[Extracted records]
______________________________

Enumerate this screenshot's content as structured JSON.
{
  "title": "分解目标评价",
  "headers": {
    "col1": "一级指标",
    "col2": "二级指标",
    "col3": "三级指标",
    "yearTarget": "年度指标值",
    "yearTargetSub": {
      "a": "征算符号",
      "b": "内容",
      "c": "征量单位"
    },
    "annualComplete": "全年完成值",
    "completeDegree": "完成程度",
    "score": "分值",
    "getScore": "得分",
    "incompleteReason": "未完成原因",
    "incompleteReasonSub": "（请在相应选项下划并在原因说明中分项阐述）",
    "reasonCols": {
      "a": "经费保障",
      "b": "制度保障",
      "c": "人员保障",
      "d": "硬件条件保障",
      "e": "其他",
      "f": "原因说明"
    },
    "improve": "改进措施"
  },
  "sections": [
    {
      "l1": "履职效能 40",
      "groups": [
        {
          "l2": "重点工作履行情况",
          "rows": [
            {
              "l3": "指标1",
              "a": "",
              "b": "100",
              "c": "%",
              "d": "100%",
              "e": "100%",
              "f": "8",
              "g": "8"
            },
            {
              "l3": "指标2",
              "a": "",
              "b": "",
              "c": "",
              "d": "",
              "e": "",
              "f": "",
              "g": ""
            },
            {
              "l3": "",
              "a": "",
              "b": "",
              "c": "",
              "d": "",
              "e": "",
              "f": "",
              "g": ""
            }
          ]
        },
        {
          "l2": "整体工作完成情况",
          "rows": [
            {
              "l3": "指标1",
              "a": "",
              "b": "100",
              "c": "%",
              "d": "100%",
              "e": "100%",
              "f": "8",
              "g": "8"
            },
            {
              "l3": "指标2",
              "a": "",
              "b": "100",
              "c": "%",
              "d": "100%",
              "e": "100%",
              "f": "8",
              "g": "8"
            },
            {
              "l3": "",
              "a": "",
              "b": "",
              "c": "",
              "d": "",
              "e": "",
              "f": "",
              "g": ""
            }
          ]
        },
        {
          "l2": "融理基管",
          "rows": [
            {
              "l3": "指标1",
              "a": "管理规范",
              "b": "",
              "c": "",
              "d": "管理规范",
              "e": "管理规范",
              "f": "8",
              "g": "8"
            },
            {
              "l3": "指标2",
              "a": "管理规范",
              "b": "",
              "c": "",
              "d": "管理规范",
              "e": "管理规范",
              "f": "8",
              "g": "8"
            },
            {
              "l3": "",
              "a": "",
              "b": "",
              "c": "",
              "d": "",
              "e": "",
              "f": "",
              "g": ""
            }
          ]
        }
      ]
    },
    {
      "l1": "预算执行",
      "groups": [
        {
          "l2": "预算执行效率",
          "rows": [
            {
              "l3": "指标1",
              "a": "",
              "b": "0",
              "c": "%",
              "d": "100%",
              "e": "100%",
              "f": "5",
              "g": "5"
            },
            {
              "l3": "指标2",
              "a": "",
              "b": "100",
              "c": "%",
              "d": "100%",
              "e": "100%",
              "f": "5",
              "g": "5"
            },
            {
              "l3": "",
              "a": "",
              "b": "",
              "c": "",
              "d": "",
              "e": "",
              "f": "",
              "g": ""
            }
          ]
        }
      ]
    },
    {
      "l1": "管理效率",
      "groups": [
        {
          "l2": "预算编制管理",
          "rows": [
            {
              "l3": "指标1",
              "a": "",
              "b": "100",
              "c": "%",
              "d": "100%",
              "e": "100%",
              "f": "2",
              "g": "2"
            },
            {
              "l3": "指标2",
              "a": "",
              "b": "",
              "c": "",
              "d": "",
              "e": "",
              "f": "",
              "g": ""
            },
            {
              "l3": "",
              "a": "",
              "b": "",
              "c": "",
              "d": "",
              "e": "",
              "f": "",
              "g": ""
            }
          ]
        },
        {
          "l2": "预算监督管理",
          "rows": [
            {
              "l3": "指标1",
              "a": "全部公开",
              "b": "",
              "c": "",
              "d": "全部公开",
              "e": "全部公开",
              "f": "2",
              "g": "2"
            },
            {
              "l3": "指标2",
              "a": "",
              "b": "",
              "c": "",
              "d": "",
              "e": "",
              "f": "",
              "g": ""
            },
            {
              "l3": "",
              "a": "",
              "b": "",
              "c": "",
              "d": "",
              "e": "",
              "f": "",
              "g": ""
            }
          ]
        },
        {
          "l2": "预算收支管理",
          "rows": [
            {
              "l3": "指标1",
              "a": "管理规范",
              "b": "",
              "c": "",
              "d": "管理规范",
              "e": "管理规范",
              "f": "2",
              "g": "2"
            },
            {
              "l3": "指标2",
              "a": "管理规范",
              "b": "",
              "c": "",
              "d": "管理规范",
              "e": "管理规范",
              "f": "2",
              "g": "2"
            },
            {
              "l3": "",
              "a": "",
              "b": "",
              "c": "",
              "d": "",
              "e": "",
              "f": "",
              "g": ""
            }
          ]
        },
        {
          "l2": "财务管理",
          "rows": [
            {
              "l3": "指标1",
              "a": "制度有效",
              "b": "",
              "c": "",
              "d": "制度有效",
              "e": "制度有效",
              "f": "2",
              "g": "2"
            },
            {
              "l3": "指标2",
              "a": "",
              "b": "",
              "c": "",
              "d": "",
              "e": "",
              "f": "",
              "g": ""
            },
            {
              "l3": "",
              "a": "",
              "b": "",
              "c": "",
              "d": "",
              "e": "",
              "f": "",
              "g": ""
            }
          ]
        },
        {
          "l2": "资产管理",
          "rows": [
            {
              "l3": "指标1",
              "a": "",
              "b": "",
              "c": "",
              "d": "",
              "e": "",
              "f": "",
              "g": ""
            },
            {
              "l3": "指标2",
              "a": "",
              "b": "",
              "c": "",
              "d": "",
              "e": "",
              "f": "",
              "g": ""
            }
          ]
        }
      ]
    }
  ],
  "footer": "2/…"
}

______________________________

* **AIM**
All entries must be repeated verbatim.

* **FULL ANSWER**
Enumerate this screenshot's content as structured JSON.
{
  "title": "分解目标评价",
  "headers": {
    "col1": "一级指标",
    "col2": "二级指标",
    "col3": "三级指标",
    "yearTarget": "年度指标值",
    "yearTargetSub": {
      "a": "征算符号",
      "b": "内容",
      "c": "征量单位"
    },
    "annualComplete": "全年完成值",
    "completeDegree": "完成程度",
    "score": "分值",
    "getScore": "得分",
    "incompleteReason": "未完成原因",
    "incompleteReasonSub": "（请在相应选项下划并在原因说明中分项阐述）",
    "reasonCols": {
      "a": "经费保障",
      "b": "制度保障",
      "c": "人员保障",
      "d": "硬件条件保障",
      "e": "其他",
      "f": "原因说明"
    },
    "improve": "改进措施"
  },
  "sections": [
    {
      "l1": "履职效能 40",
      "groups": [
        {
          "l2": "重点工作履行情况",
          "rows": [
            {
              "l3": "指标1",
              "a": "",
              "b": "100",
              "c": "%",
              "d": "100%",
              "e": "100%",
              "f": "8",
              "g": "8"
            },
            {
              "l3": "指标2",
              "a": "",
              "b": "",
              "c": "",
              "d": "",
              "e": "",
              "f": "",
              "g": ""
            },
            {
              "l3": "",
              "a": "",
              "b": "",
              "c": "",
              "d": "",
              "e": "",
              "f": "",
              "g": ""
            }
          ]
        },
        {
          "l2": "整体工作完成情况",
          "rows": [
            {
              "l3": "指标1",
              "a": "",
              "b": "100",
              "c": "%",
              "d": "100%",
              "e": "100%",
              "f": "8",
              "g": "8"
            },
            {
              "l3": "指标2",
              "a": "",
              "b": "100",
              "c": "%",
              "d": "100%",
              "e": "100%",
              "f": "8",
              "g": "8"
            },
            {
              "l3": "",
              "a": "",
              "b": "",
              "c": "",
              "d": "",
              "e": "",
              "f": "",
              "g": ""
            }
          ]
        },
        {
          "l2": "融理基管",
          "rows": [
            {
              "l3": "指标1",
              "a": "管理规范",
              "b": "",
              "c": "",
              "d": "管理规范",
              "e": "管理规范",
              "f": "8",
              "g": "8"
            },
            {
              "l3": "指标2",
              "a": "管理规范",
              "b": "",
              "c": "",
              "d": "管理规范",
              "e": "管理规范",
              "f": "8",
              "g": "8"
            },
            {
              "l3": "",
              "a": "",
              "b": "",
              "c": "",
              "d": "",
              "e": "",
              "f": "",
              "g": ""
            }
          ]
        }
      ]
    },
    {
      "l1": "预算执行",
      "groups": [
        {
          "l2": "预算执行效率",
          "rows": [
            {
              "l3": "指标1",
              "a": "",
              "b": "0",
              "c": "%",
              "d": "100%",
              "e": "100%",
              "f": "5",
              "g": "5"
            },
            {
              "l3": "指标2",
              "a": "",
              "b": "100",
              "c": "%",
              "d": "100%",
              "e": "100%",
              "f": "5",
              "g": "5"
            },
            {
              "l3": "",
              "a": "",
              "b": "",
              "c": "",
              "d": "",
              "e": "",
              "f": "",
              "g": ""
            }
          ]
        }
      ]
    },
    {
      "l1": "管理效率",
      "groups": [
        {
          "l2": "预算编制管理",
          "rows": [
            {
              "l3": "指标1",
              "a": "",
              "b": "100",
              "c": "%",
              "d": "100%",
              "e": "100%",
              "f": "2",
              "g": "2"
            },
            {
              "l3": "指标2",
              "a": "",
              "b": "",
              "c": "",
              "d": "",
              "e": "",
              "f": "",
              "g": ""
            },
            {
              "l3": "",
              "a": "",
              "b": "",
              "c": "",
              "d": "",
              "e": "",
              "f": "",
              "g": ""
            }
          ]
        },
        {
          "l2": "预算监督管理",
          "rows": [
            {
              "l3": "指标1",
              "a": "全部公开",
              "b": "",
              "c": "",
              "d": "全部公开",
              "e": "全部公开",
              "f": "2",
              "g": "2"
            },
            {
              "l3": "指标2",
              "a": "",
              "b": "",
              "c": "",
              "d": "",
              "e": "",
              "f": "",
              "g": ""
            },
            {
              "l3": "",
              "a": "",
              "b": "",
              "c": "",
              "d": "",
              "e": "",
              "f": "",
              "g": ""
            }
          ]
        },
        {
          "l2": "预算收支管理",
          "rows": [
            {
              "l3": "指标1",
              "a": "管理规范",
              "b": "",
              "c": "",
              "d": "管理规范",
              "e": "管理规范",
              "f": "2",
              "g": "2"
            },
            {
              "l3": "指标2",
              "a": "管理规范",
              "b": "",
              "c": "",
              "d": "管理规范",
              "e": "管理规范",
              "f": "2",
              "g": "2"
            },
            {
              "l3": "",
              "a": "",
              "b": "",
              "c": "",
              "d": "",
              "e": "",
              "f": "",
              "g": ""
            }
          ]
        },
        {
          "l2": "财务管理",
          "rows": [
            {
              "l3": "指标1",
              "a": "制度有效",
              "b": "",
              "c": "",
              "d": "制度有效",
              "e": "制度有效",
              "f": "2",
              "g": "2"
            },
            {
              "l3": "指标2",
              "a": "",
              "b": "",
              "c": "",
              "d": "",
              "e": "",
              "f": "",
              "g": ""
            },
            {
              "l3": "",
              "a": "",
              "b": "",
              "c": "",
              "d": "",
              "e": "",
              "f": "",
              "g": ""
            }
          ]
        },
        {
          "l2": "资产管理",
          "rows": [
            {
              "l3": "指标1",
              "a": "",
              "b": "",
              "c": "",
              "d": "",
              "e": "",
              "f": "",
              "g": ""
            },
            {
              "l3": "指标2",
              "a": "",
              "b": "",
              "c": "",
              "d": "",
              "e": "",
              "f": "",
              "g": ""
            }
          ]
        }
      ]
    }
  ],
  "footer": "2/…"
}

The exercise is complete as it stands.